** start **

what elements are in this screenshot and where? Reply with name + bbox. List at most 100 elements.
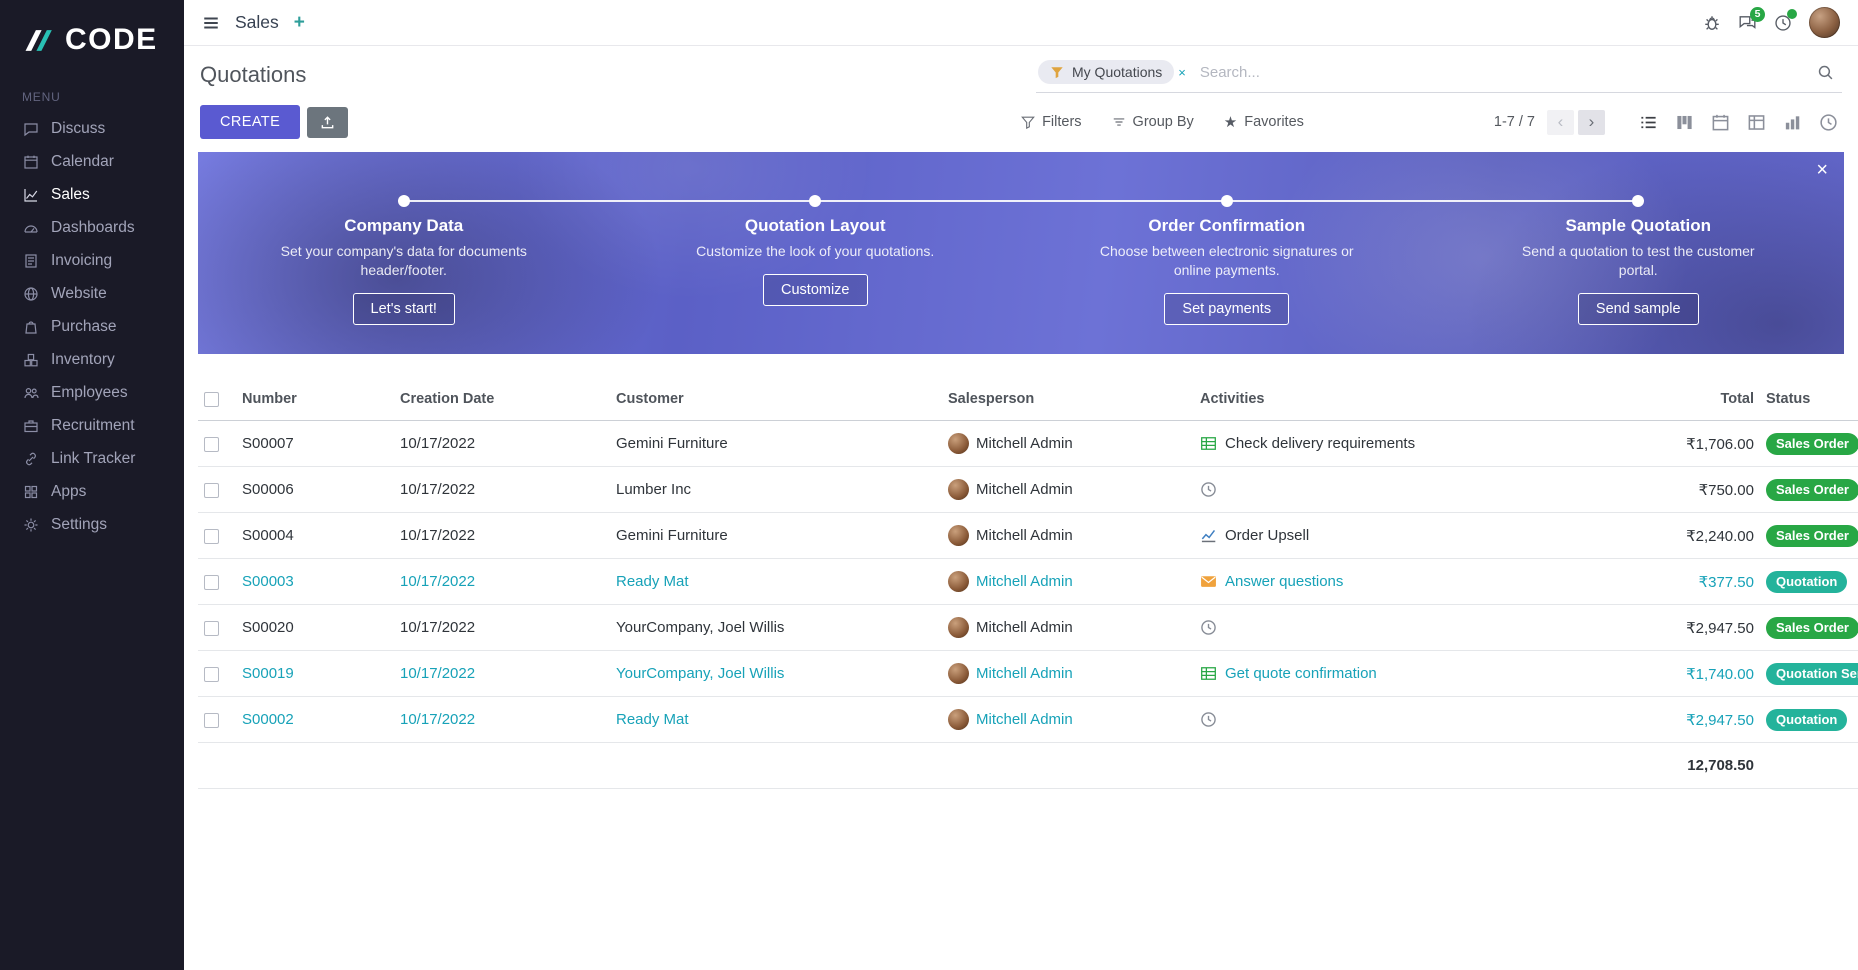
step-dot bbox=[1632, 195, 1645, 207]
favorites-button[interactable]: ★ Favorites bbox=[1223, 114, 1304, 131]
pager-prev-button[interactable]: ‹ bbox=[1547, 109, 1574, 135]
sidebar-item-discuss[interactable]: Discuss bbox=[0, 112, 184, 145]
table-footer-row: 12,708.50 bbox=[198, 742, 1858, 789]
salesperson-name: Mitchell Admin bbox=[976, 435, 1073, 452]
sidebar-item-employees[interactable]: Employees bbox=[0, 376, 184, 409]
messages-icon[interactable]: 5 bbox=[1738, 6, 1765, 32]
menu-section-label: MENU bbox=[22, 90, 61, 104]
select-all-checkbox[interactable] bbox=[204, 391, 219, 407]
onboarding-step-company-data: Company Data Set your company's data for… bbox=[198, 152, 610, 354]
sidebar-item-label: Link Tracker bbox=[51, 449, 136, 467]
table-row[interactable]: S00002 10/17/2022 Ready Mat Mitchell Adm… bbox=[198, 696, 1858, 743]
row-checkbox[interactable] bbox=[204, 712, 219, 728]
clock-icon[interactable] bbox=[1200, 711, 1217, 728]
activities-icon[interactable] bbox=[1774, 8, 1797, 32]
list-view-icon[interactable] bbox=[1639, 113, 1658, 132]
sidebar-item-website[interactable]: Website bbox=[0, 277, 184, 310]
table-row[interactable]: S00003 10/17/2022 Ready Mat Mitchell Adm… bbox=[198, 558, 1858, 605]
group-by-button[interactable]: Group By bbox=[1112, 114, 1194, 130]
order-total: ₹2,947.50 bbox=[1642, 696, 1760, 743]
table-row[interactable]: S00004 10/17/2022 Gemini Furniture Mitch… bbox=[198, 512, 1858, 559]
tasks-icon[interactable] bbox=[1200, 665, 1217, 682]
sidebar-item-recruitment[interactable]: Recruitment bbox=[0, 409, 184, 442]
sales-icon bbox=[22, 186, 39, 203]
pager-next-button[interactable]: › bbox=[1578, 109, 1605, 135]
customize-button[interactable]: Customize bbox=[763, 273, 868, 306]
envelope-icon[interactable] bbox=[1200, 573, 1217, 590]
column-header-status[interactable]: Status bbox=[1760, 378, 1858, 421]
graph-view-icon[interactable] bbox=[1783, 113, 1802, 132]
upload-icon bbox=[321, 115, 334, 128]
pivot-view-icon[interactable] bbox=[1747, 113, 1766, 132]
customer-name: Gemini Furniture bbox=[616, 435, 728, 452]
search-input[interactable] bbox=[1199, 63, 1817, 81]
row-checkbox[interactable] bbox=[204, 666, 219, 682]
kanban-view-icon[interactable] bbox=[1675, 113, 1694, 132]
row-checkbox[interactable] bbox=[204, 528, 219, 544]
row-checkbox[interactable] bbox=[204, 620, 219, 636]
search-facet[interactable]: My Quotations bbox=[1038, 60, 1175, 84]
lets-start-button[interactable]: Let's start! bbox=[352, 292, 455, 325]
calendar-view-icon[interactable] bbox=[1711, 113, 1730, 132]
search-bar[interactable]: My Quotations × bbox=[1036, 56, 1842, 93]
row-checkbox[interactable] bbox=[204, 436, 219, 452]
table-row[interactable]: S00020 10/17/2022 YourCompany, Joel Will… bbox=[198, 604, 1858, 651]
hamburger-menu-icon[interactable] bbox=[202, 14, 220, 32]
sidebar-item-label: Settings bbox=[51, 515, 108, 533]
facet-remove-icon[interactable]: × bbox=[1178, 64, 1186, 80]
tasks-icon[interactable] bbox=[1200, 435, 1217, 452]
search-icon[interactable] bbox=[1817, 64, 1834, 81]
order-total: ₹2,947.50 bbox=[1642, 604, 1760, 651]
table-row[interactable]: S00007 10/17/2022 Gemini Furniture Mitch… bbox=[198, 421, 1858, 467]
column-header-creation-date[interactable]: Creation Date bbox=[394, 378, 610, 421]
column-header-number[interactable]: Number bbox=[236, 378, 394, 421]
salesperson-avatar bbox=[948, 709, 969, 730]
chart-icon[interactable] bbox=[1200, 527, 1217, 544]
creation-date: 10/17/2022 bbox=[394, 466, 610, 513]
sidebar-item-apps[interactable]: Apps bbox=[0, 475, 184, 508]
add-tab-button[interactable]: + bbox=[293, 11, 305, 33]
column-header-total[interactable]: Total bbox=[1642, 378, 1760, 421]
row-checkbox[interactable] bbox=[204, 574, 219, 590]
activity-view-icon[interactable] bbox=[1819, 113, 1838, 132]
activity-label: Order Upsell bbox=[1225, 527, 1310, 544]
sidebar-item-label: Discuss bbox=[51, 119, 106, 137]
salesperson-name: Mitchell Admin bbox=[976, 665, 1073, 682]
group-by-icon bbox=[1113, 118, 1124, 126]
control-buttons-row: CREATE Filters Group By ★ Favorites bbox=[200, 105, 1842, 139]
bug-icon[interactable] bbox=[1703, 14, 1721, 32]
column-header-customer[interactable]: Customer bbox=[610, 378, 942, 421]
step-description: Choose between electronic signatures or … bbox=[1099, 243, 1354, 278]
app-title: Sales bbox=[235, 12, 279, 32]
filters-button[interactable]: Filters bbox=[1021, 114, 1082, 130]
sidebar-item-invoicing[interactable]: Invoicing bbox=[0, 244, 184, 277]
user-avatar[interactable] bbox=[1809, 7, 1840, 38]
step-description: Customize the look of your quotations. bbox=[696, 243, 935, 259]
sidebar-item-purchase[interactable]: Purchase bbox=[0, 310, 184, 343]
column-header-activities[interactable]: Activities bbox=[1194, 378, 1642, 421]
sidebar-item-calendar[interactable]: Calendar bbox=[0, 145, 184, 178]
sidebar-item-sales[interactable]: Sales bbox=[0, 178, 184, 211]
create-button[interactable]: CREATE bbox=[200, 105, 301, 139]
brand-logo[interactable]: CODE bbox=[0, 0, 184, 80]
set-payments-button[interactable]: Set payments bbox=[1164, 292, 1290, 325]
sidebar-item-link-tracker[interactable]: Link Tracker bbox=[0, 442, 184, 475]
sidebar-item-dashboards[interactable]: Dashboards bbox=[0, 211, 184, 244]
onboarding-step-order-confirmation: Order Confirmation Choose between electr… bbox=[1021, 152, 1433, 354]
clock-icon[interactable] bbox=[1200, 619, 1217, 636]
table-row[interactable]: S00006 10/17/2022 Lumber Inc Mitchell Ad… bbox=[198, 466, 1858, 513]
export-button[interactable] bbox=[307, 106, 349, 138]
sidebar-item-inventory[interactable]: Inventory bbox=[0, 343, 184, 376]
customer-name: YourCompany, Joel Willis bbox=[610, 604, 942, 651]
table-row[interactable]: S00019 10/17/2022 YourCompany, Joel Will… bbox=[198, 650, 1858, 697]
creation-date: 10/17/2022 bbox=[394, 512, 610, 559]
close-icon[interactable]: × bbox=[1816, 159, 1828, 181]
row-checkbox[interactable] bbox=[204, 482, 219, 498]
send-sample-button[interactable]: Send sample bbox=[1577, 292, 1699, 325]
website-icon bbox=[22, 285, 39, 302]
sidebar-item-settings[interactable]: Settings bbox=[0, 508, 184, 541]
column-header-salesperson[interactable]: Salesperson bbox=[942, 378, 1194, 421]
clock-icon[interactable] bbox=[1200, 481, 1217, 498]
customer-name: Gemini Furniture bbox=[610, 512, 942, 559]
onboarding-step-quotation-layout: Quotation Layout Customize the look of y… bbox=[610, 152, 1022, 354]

** end **

Short task: In the records, take the lines starting at the one that contains "step-dot bbox=[1632, 195, 1645, 207]" and ending at the one that contains "table-footer-row: 12,708.50 bbox=[198, 742, 1858, 789]", and switch "interactable" to "clickable" throughout them. Return only those lines, with nothing else changed.

Response to the exercise:
step-dot bbox=[1632, 195, 1645, 207]
favorites-button[clickable]: ★ Favorites bbox=[1223, 114, 1304, 131]
pager-prev-button[clickable]: ‹ bbox=[1547, 109, 1574, 135]
sidebar-item-discuss[clickable]: Discuss bbox=[0, 112, 184, 145]
table-footer-row: 12,708.50 bbox=[198, 742, 1858, 789]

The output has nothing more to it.